Stored data
* * * *

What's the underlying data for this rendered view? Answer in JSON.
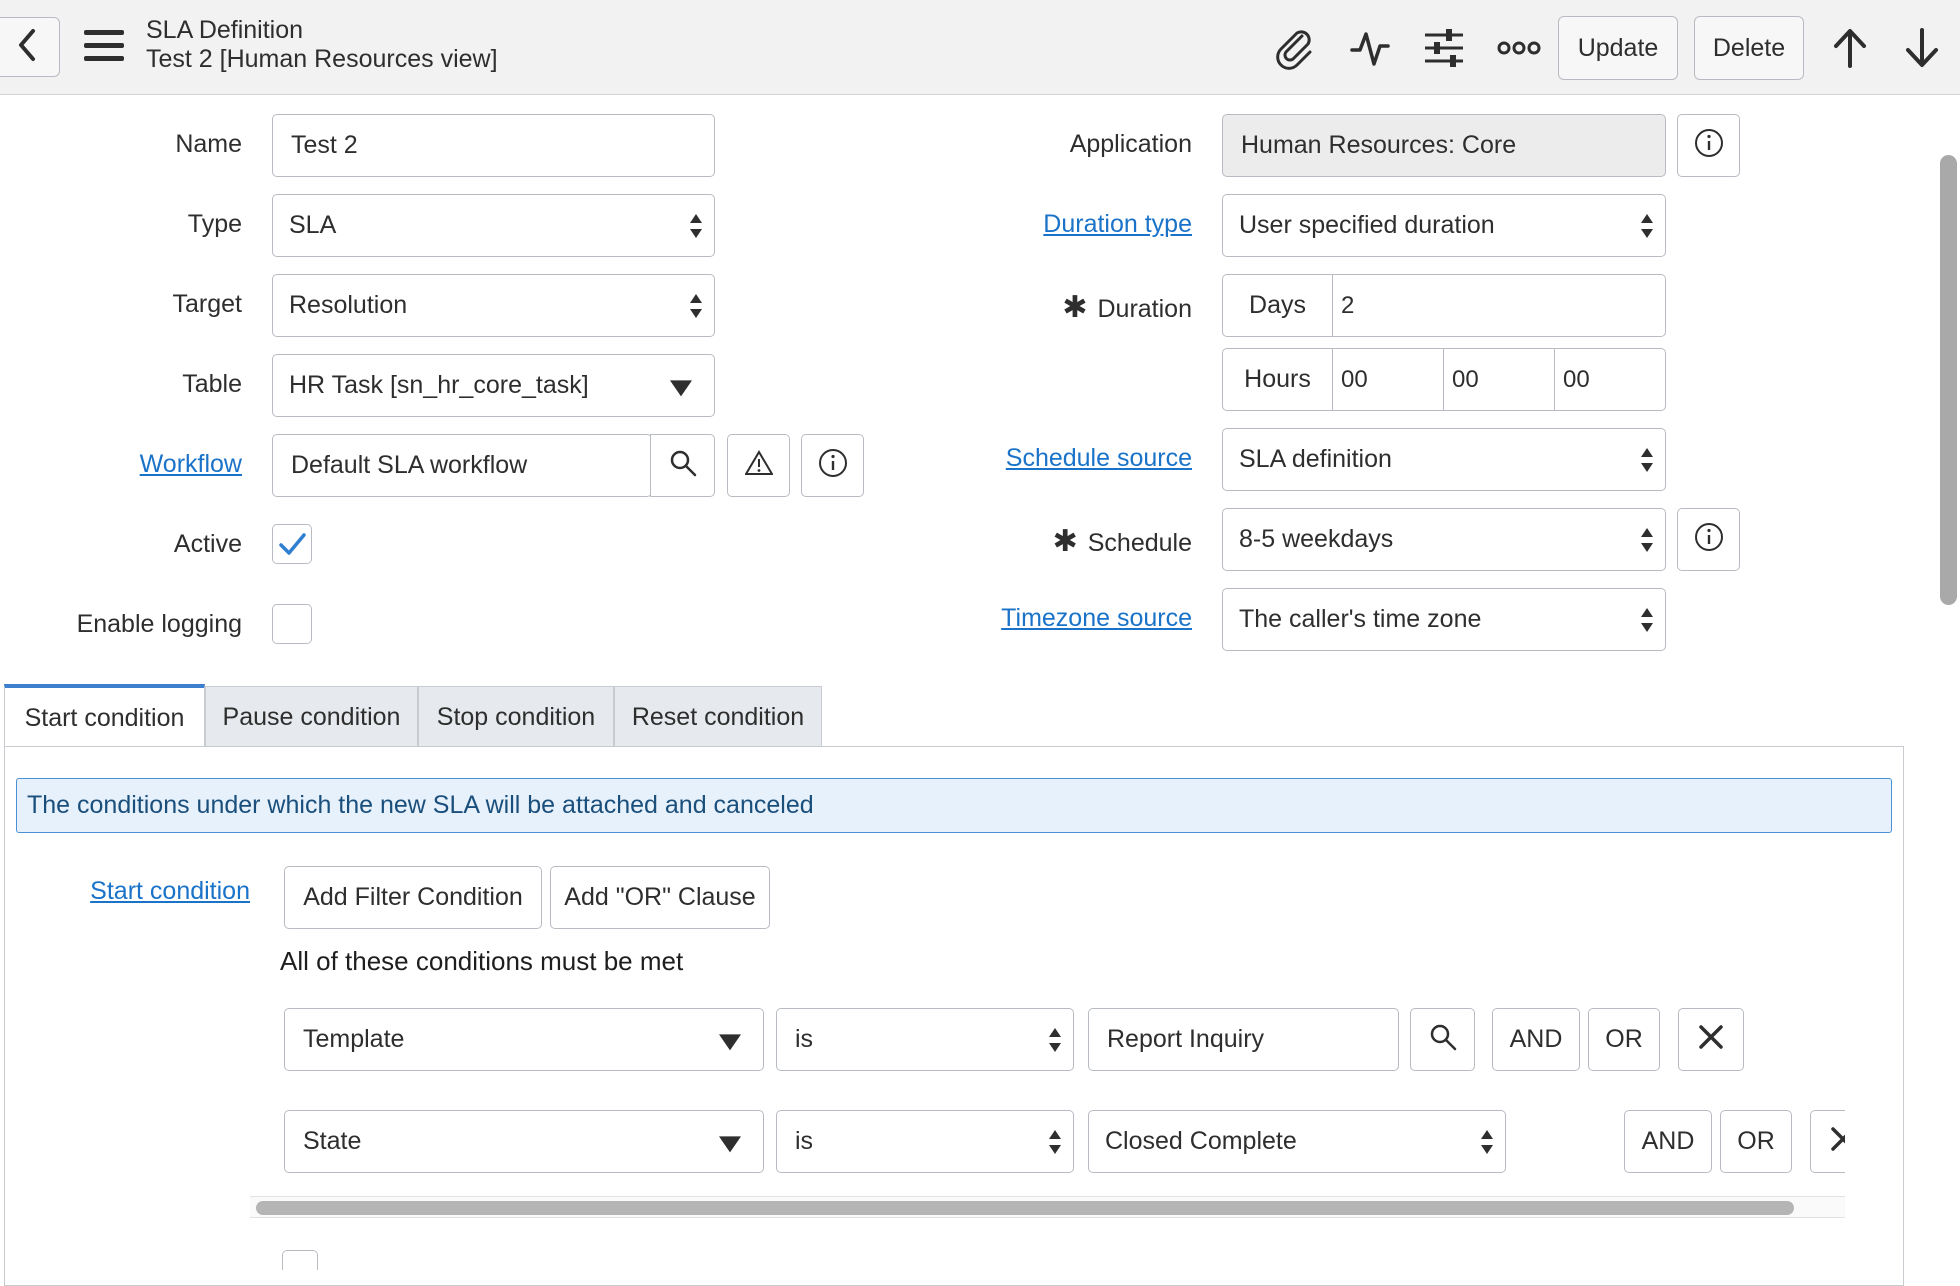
{
  "header": {
    "title": "SLA Definition",
    "subtitle": "Test 2 [Human Resources view]",
    "update_label": "Update",
    "delete_label": "Delete",
    "icons": [
      "back-icon",
      "menu-icon",
      "attachment-icon",
      "activity-icon",
      "settings-icon",
      "more-icon",
      "arrow-up-icon",
      "arrow-down-icon"
    ]
  },
  "form": {
    "name": {
      "label": "Name",
      "value": "Test 2"
    },
    "type": {
      "label": "Type",
      "value": "SLA"
    },
    "target": {
      "label": "Target",
      "value": "Resolution"
    },
    "table": {
      "label": "Table",
      "value": "HR Task [sn_hr_core_task]"
    },
    "workflow": {
      "label": "Workflow",
      "value": "Default SLA workflow"
    },
    "active": {
      "label": "Active",
      "checked": true
    },
    "enable_logging": {
      "label": "Enable logging",
      "checked": false
    },
    "application": {
      "label": "Application",
      "value": "Human Resources: Core"
    },
    "duration_type": {
      "label": "Duration type",
      "value": "User specified duration"
    },
    "duration": {
      "label": "Duration",
      "days_label": "Days",
      "days_value": "2",
      "hours_label": "Hours",
      "hours": "00",
      "minutes": "00",
      "seconds": "00"
    },
    "schedule_source": {
      "label": "Schedule source",
      "value": "SLA definition"
    },
    "schedule": {
      "label": "Schedule",
      "value": "8-5 weekdays"
    },
    "timezone_source": {
      "label": "Timezone source",
      "value": "The caller's time zone"
    },
    "required_mark": "✱"
  },
  "tabs": [
    {
      "label": "Start condition",
      "active": true
    },
    {
      "label": "Pause condition",
      "active": false
    },
    {
      "label": "Stop condition",
      "active": false
    },
    {
      "label": "Reset condition",
      "active": false
    }
  ],
  "condition": {
    "banner": "The conditions under which the new SLA will be attached and canceled",
    "label": "Start condition",
    "add_filter_label": "Add Filter Condition",
    "add_or_label": "Add \"OR\" Clause",
    "must_be_met": "All of these conditions must be met",
    "rows": [
      {
        "field": "Template",
        "operator": "is",
        "value": "Report Inquiry",
        "and": "AND",
        "or": "OR"
      },
      {
        "field": "State",
        "operator": "is",
        "value": "Closed Complete",
        "and": "AND",
        "or": "OR"
      }
    ]
  },
  "colors": {
    "accent": "#3d7fce",
    "link": "#1a73c8",
    "banner_bg": "#e7f1fb"
  }
}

* * * *

Restate the listing above word for word, and skip the pictures.

What's the underlying data for this rendered view? Answer in JSON.
{
  "header": {
    "title": "SLA Definition",
    "subtitle": "Test 2 [Human Resources view]",
    "update_label": "Update",
    "delete_label": "Delete",
    "icons": [
      "back-icon",
      "menu-icon",
      "attachment-icon",
      "activity-icon",
      "settings-icon",
      "more-icon",
      "arrow-up-icon",
      "arrow-down-icon"
    ]
  },
  "form": {
    "name": {
      "label": "Name",
      "value": "Test 2"
    },
    "type": {
      "label": "Type",
      "value": "SLA"
    },
    "target": {
      "label": "Target",
      "value": "Resolution"
    },
    "table": {
      "label": "Table",
      "value": "HR Task [sn_hr_core_task]"
    },
    "workflow": {
      "label": "Workflow",
      "value": "Default SLA workflow"
    },
    "active": {
      "label": "Active",
      "checked": true
    },
    "enable_logging": {
      "label": "Enable logging",
      "checked": false
    },
    "application": {
      "label": "Application",
      "value": "Human Resources: Core"
    },
    "duration_type": {
      "label": "Duration type",
      "value": "User specified duration"
    },
    "duration": {
      "label": "Duration",
      "days_label": "Days",
      "days_value": "2",
      "hours_label": "Hours",
      "hours": "00",
      "minutes": "00",
      "seconds": "00"
    },
    "schedule_source": {
      "label": "Schedule source",
      "value": "SLA definition"
    },
    "schedule": {
      "label": "Schedule",
      "value": "8-5 weekdays"
    },
    "timezone_source": {
      "label": "Timezone source",
      "value": "The caller's time zone"
    },
    "required_mark": "✱"
  },
  "tabs": [
    {
      "label": "Start condition",
      "active": true
    },
    {
      "label": "Pause condition",
      "active": false
    },
    {
      "label": "Stop condition",
      "active": false
    },
    {
      "label": "Reset condition",
      "active": false
    }
  ],
  "condition": {
    "banner": "The conditions under which the new SLA will be attached and canceled",
    "label": "Start condition",
    "add_filter_label": "Add Filter Condition",
    "add_or_label": "Add \"OR\" Clause",
    "must_be_met": "All of these conditions must be met",
    "rows": [
      {
        "field": "Template",
        "operator": "is",
        "value": "Report Inquiry",
        "and": "AND",
        "or": "OR"
      },
      {
        "field": "State",
        "operator": "is",
        "value": "Closed Complete",
        "and": "AND",
        "or": "OR"
      }
    ]
  },
  "colors": {
    "accent": "#3d7fce",
    "link": "#1a73c8",
    "banner_bg": "#e7f1fb"
  }
}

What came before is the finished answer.